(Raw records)
^^^^^^^^^^^^^^^^

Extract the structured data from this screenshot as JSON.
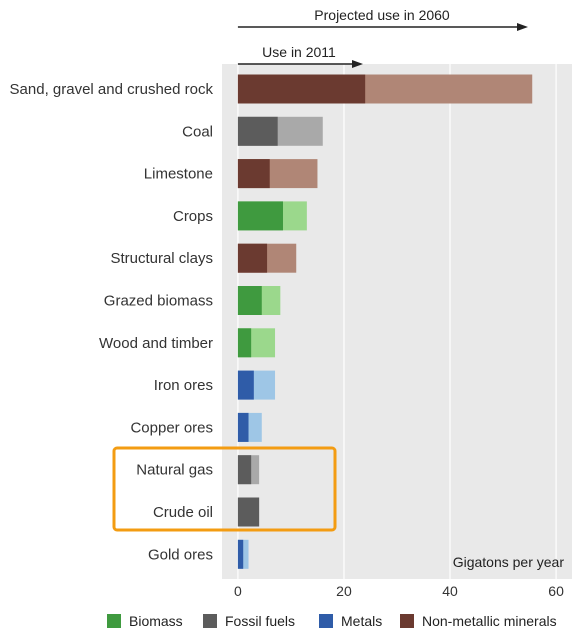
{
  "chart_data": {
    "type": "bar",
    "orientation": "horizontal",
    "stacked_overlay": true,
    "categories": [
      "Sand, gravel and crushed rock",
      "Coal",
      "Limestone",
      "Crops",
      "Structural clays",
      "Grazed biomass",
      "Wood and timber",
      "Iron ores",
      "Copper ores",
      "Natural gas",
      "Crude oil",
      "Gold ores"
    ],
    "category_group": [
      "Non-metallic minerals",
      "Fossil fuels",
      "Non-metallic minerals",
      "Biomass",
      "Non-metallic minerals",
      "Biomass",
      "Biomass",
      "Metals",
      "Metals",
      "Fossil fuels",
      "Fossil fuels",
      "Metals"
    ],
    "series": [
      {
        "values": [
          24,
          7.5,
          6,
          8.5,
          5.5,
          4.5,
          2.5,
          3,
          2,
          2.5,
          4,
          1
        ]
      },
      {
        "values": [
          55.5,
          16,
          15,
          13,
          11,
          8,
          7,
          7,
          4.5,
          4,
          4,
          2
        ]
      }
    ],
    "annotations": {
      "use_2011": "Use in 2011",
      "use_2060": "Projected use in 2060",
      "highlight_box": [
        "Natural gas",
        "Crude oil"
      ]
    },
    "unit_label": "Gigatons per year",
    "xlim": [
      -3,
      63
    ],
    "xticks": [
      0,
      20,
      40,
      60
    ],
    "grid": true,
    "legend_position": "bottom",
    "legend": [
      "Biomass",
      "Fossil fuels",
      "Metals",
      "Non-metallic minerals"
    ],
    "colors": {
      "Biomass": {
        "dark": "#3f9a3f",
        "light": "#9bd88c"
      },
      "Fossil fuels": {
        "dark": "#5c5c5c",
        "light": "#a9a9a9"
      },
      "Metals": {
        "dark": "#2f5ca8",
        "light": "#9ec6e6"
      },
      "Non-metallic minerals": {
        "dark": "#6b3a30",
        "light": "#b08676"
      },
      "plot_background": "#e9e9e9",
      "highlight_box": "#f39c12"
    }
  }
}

^^^^^^^^^^^^^^^^

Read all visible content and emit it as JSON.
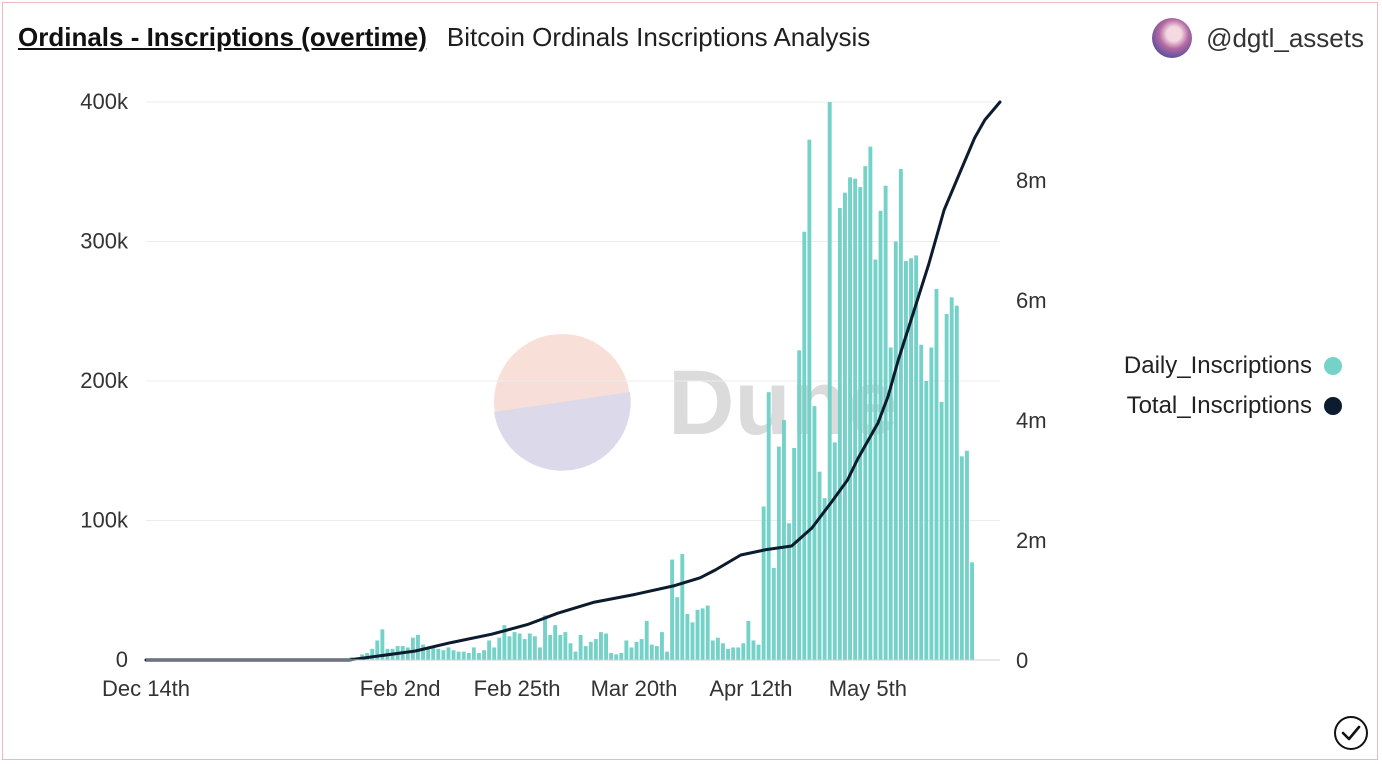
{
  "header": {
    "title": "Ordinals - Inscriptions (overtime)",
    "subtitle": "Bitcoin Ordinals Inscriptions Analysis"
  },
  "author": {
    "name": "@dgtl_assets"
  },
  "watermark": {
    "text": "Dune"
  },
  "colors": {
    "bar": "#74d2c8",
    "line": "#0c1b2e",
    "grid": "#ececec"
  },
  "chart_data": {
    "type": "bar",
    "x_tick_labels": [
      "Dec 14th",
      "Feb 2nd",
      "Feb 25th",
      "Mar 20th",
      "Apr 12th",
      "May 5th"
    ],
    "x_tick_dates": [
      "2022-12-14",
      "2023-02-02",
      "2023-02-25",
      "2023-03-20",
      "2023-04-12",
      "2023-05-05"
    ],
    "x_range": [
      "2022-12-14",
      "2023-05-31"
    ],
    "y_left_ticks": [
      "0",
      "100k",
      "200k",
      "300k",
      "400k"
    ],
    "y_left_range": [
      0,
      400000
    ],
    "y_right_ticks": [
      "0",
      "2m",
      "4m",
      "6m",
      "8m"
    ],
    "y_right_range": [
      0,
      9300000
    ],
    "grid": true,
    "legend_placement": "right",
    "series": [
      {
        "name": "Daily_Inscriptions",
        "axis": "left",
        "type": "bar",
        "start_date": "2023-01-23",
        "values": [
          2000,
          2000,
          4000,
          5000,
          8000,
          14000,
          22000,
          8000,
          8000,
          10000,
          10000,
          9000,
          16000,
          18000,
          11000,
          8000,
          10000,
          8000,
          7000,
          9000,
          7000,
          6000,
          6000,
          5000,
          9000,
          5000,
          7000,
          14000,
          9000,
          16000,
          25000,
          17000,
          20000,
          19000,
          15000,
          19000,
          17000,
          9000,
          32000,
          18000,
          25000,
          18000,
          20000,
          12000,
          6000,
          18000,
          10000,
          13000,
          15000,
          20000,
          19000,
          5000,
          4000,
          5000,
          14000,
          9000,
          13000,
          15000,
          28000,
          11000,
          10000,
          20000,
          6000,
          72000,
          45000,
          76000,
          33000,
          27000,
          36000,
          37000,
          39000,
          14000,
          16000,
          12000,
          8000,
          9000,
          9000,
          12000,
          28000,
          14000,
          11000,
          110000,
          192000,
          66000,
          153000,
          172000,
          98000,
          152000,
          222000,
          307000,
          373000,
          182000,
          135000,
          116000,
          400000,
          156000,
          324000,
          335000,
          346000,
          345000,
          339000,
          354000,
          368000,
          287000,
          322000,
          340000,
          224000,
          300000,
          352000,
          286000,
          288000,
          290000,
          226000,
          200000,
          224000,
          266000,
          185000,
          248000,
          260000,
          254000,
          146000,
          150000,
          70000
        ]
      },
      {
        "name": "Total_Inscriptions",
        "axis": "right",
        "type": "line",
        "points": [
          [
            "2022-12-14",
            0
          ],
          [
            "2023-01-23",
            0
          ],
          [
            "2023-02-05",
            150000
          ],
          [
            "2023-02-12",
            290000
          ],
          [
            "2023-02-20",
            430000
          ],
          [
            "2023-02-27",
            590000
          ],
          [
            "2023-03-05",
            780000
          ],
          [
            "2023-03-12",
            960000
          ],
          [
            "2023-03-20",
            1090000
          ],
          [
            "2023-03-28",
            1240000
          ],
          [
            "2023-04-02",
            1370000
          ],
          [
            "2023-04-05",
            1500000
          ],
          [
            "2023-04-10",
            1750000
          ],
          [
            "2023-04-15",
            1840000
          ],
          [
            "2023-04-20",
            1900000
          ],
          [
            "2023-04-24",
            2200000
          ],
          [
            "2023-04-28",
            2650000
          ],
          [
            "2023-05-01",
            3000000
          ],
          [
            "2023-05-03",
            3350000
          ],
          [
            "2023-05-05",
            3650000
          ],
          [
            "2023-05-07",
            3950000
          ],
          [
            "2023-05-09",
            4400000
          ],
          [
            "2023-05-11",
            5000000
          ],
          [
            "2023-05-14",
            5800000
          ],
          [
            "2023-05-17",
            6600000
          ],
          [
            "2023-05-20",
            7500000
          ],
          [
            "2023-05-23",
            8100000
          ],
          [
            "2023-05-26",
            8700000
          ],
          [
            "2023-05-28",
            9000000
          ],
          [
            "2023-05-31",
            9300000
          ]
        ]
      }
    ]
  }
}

^^^^^^^^^^^^^^^^

**Exercise:** Copy every line in the entries above that has the string "Ordinals" in it.

**Solution below:**
    "title": "Ordinals - Inscriptions (overtime)",
    "subtitle": "Bitcoin Ordinals Inscriptions Analysis"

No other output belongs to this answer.